RECORDS:
** start **

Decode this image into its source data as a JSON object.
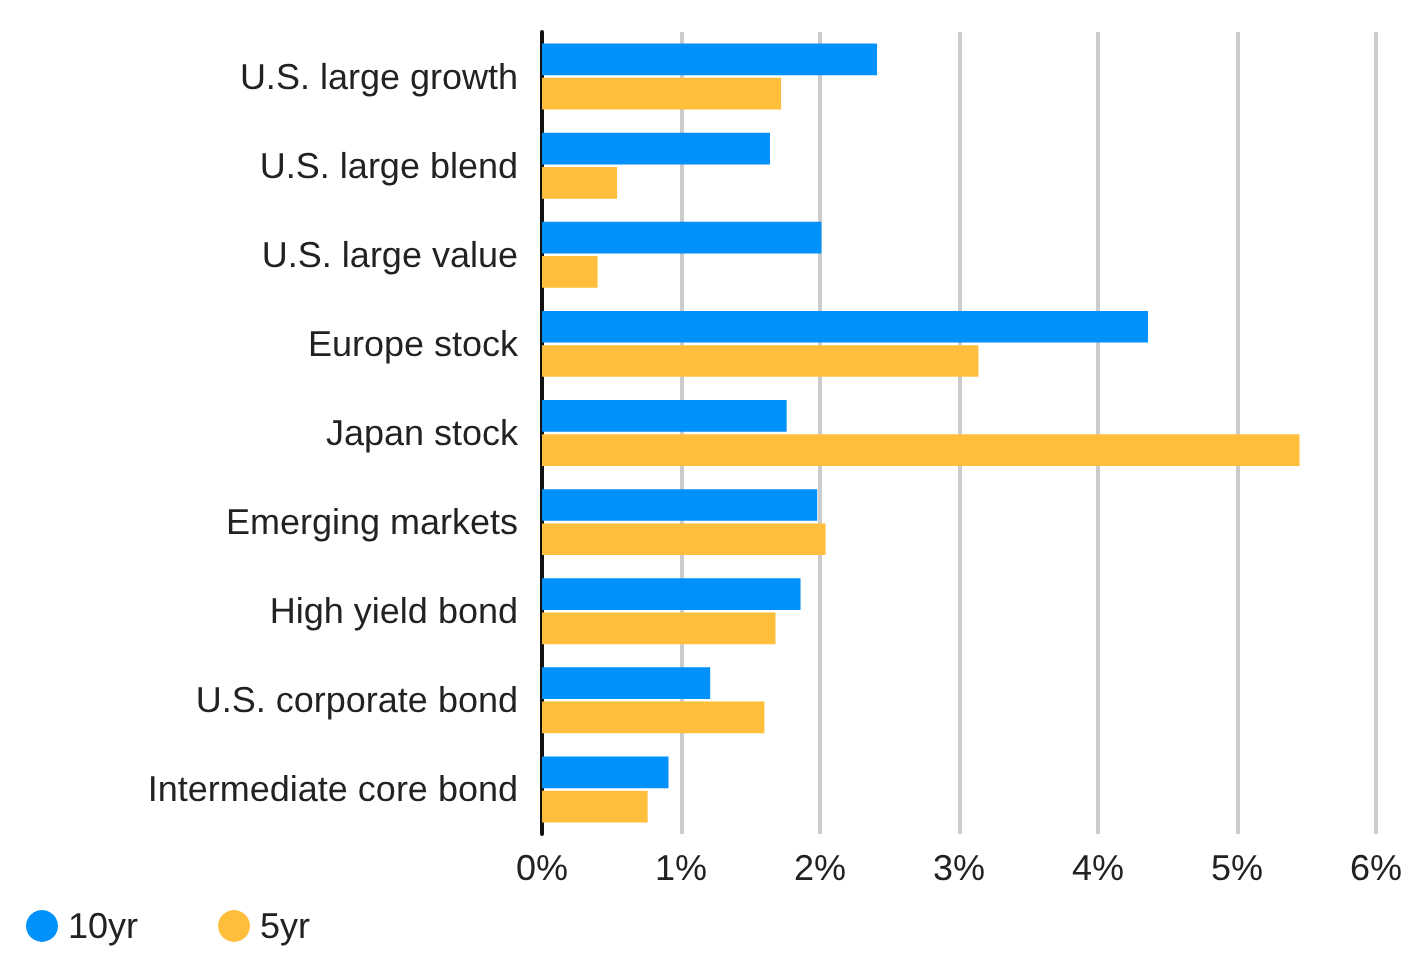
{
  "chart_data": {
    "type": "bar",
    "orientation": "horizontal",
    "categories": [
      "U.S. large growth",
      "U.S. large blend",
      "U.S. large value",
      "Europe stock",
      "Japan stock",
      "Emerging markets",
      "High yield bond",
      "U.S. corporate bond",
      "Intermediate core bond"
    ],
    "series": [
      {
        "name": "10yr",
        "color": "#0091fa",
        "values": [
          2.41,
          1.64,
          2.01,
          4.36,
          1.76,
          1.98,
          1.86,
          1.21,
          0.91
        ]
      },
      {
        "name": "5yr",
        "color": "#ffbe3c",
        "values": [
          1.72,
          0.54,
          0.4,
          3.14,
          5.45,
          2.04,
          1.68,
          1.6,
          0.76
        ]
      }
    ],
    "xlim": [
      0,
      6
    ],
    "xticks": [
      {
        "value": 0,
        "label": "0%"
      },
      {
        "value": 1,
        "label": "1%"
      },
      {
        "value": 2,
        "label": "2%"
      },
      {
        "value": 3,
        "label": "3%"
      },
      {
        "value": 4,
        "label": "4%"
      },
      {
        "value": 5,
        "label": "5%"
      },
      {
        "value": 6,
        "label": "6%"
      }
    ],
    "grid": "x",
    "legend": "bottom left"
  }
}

** end **

EXERCISE BRIEF: Take every line from the records above that has the word "label" and copy it.

EXERCISE RESULT:
        "label": "0%"
        "label": "1%"
        "label": "2%"
        "label": "3%"
        "label": "4%"
        "label": "5%"
        "label": "6%"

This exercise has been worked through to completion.